AIM
Gather every line in the listing below that contains the string "back" and copy each one out. Case counts, so "back" in a different capitalization does not match.

THE DATA
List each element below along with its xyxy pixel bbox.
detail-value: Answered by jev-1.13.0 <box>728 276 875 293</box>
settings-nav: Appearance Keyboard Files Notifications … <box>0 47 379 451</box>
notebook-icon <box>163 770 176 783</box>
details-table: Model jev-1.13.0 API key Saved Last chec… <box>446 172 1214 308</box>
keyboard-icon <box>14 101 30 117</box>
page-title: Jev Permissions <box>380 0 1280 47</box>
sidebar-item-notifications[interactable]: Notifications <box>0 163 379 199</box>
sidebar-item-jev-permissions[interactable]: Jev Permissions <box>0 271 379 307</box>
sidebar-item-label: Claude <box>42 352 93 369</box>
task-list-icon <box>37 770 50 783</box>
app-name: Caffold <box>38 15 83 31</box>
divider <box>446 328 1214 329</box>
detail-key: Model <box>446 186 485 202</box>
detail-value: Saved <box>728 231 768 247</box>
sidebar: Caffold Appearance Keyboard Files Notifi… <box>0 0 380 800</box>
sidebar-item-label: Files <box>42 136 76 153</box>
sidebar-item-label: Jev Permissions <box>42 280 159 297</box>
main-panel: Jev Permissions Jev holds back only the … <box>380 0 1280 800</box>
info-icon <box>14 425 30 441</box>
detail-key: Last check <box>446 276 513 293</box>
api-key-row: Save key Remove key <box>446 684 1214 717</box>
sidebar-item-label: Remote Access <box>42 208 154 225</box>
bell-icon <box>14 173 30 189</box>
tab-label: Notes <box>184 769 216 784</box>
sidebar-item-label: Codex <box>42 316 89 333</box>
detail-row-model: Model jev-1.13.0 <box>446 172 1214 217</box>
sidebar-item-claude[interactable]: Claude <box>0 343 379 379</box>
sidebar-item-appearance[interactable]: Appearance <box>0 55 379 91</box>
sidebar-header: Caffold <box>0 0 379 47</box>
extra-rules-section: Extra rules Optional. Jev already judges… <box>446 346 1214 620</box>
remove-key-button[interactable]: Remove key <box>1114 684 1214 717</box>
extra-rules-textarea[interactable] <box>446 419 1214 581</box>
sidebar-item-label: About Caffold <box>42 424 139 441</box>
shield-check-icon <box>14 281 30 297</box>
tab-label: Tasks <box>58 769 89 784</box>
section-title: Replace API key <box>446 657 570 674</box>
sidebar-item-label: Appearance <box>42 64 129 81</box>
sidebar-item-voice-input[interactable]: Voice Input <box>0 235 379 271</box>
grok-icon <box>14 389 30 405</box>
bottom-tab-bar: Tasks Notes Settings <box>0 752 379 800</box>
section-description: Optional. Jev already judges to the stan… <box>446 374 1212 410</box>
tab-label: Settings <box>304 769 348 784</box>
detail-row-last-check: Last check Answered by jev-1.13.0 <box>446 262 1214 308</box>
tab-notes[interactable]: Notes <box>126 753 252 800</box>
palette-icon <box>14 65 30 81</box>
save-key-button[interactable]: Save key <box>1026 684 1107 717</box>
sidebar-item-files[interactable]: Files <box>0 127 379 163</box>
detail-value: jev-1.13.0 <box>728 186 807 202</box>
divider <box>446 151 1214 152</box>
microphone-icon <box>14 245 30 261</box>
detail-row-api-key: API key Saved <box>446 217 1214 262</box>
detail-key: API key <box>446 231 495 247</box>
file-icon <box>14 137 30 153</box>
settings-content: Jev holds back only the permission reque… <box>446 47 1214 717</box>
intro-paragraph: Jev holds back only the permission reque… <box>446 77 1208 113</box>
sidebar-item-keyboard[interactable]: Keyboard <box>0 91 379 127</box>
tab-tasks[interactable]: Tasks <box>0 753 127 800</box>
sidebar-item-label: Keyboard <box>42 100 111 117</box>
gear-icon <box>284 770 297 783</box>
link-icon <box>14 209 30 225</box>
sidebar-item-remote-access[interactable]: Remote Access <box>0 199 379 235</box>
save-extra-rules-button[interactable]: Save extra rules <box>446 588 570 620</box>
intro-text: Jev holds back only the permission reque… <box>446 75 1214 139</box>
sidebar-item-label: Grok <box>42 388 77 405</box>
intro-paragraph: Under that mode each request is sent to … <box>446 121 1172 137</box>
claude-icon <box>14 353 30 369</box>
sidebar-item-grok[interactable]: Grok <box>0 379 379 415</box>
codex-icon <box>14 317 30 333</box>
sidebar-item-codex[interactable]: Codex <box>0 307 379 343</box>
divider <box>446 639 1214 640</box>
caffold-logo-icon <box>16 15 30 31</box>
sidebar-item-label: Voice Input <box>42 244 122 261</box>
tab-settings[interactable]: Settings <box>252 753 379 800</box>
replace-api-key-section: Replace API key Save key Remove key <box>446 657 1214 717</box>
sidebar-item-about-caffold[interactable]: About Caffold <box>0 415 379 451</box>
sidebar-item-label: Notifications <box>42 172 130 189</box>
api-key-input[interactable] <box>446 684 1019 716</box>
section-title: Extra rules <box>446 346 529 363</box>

PROBLEM SOLUTION
main-panel: Jev Permissions Jev holds back only the … <box>380 0 1280 800</box>
settings-content: Jev holds back only the permission reque… <box>446 47 1214 717</box>
intro-paragraph: Jev holds back only the permission reque… <box>446 77 1208 113</box>
intro-text: Jev holds back only the permission reque… <box>446 75 1214 139</box>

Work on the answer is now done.